» Set task: Go through the data below line by line and count those containing the word "JSON". Reply with the count only.
= = =
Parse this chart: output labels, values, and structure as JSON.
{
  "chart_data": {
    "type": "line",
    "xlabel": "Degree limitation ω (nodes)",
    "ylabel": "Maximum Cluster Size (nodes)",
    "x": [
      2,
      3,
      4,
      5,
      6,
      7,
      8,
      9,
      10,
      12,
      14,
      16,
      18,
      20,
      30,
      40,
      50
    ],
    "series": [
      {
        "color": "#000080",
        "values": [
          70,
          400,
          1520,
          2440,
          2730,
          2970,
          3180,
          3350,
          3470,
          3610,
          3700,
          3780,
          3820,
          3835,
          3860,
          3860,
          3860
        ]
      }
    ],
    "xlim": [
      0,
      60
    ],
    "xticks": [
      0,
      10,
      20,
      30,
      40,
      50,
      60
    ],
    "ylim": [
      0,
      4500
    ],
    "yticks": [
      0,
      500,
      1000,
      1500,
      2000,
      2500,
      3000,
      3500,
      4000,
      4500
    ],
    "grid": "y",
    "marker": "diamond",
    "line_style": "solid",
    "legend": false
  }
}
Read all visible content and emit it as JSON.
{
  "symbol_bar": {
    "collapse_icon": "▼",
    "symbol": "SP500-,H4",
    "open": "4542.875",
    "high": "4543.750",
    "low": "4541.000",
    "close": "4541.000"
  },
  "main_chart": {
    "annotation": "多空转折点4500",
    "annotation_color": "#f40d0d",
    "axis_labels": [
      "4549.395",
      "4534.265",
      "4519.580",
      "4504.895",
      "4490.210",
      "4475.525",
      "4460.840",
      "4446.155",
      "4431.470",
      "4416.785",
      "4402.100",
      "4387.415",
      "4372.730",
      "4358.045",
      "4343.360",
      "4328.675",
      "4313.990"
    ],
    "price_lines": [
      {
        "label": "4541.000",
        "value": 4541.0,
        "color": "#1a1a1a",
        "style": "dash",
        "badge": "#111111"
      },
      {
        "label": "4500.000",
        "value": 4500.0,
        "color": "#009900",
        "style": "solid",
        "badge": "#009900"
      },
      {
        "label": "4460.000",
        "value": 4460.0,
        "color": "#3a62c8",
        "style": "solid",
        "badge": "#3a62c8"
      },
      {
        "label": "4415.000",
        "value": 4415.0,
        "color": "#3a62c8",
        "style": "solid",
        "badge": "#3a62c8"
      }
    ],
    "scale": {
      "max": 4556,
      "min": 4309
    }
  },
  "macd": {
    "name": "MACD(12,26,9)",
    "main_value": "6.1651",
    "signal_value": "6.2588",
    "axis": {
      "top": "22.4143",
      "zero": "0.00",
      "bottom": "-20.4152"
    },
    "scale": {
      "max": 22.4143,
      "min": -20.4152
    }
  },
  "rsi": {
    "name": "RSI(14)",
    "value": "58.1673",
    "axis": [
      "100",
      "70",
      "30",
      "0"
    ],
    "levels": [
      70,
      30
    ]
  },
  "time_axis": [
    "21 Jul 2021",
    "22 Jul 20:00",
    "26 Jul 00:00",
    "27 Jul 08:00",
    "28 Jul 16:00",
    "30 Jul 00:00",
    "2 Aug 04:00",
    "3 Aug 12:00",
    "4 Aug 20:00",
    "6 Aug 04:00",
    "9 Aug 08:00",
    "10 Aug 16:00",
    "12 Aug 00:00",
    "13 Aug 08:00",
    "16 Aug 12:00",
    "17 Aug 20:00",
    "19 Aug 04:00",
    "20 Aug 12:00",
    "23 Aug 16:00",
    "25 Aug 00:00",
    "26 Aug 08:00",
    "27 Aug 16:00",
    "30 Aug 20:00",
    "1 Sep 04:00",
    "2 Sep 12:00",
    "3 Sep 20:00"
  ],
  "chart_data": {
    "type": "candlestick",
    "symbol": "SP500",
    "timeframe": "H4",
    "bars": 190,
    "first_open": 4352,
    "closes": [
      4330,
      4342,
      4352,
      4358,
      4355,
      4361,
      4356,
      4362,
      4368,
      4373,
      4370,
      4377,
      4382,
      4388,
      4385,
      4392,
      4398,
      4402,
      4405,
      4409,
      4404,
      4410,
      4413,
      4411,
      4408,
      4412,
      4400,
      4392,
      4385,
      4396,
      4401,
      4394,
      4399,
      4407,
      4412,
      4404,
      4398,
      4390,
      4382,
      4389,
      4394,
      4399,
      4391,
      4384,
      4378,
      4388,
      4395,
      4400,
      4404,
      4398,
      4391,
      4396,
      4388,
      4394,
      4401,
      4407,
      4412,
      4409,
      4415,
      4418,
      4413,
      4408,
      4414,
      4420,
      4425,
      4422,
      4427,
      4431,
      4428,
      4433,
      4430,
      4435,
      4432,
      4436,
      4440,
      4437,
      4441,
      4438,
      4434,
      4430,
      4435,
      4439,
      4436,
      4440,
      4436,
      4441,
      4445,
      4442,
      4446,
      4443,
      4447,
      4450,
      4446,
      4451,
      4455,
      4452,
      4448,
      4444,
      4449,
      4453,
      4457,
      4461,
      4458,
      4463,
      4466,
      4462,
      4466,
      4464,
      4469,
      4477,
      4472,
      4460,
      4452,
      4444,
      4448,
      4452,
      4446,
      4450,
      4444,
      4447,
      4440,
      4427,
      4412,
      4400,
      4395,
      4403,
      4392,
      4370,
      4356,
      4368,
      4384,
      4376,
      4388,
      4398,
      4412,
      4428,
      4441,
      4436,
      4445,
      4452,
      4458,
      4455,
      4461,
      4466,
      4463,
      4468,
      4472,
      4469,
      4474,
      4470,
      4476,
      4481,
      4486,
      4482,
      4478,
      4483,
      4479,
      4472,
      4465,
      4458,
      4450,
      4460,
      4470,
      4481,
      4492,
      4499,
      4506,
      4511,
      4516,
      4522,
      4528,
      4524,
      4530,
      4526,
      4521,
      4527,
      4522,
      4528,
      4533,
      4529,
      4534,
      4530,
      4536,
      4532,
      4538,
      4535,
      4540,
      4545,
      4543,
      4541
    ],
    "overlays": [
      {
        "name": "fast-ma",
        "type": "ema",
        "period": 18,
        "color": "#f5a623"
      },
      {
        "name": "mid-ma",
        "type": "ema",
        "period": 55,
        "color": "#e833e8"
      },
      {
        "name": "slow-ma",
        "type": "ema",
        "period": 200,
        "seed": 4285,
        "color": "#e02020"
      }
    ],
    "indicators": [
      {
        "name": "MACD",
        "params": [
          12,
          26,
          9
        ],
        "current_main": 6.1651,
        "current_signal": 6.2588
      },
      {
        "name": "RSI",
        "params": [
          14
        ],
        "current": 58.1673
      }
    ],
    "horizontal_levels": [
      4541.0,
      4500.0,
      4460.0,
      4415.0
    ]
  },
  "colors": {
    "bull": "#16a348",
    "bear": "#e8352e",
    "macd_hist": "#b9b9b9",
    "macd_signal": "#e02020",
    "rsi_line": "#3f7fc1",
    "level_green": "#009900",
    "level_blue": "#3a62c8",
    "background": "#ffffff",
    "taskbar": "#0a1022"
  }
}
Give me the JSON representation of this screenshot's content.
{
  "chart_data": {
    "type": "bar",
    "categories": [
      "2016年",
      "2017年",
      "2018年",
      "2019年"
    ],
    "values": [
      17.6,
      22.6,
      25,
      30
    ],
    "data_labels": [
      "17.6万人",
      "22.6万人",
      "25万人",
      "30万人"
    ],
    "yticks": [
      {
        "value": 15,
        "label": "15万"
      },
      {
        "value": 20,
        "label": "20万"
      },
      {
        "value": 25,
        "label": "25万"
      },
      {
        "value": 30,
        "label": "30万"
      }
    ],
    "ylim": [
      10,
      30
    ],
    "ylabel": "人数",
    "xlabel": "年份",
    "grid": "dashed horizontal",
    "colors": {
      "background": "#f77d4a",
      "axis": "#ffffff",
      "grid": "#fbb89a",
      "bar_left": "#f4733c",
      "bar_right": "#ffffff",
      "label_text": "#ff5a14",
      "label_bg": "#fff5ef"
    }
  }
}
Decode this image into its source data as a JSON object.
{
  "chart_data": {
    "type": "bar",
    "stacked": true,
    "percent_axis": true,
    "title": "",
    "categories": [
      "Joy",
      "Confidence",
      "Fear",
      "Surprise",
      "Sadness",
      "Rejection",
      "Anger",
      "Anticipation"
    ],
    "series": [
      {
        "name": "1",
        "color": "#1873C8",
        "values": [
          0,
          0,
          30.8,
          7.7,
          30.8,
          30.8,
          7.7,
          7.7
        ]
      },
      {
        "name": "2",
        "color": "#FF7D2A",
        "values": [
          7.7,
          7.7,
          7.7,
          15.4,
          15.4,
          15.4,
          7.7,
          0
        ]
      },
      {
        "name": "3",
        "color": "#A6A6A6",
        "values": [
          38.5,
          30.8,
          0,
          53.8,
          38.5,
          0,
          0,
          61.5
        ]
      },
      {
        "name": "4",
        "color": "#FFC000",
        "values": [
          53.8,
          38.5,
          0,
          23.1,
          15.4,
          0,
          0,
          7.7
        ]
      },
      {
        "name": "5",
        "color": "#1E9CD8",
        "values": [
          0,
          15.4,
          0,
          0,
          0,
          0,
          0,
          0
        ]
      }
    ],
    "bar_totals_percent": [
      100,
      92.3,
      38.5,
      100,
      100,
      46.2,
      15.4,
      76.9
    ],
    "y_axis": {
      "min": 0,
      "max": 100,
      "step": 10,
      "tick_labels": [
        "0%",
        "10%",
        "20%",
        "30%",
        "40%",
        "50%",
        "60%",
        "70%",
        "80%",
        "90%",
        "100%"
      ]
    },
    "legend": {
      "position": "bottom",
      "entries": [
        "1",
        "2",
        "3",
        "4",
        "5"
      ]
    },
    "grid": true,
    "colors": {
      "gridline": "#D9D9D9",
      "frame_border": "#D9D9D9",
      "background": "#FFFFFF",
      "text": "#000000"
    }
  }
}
= = =
» Answer for the task: 4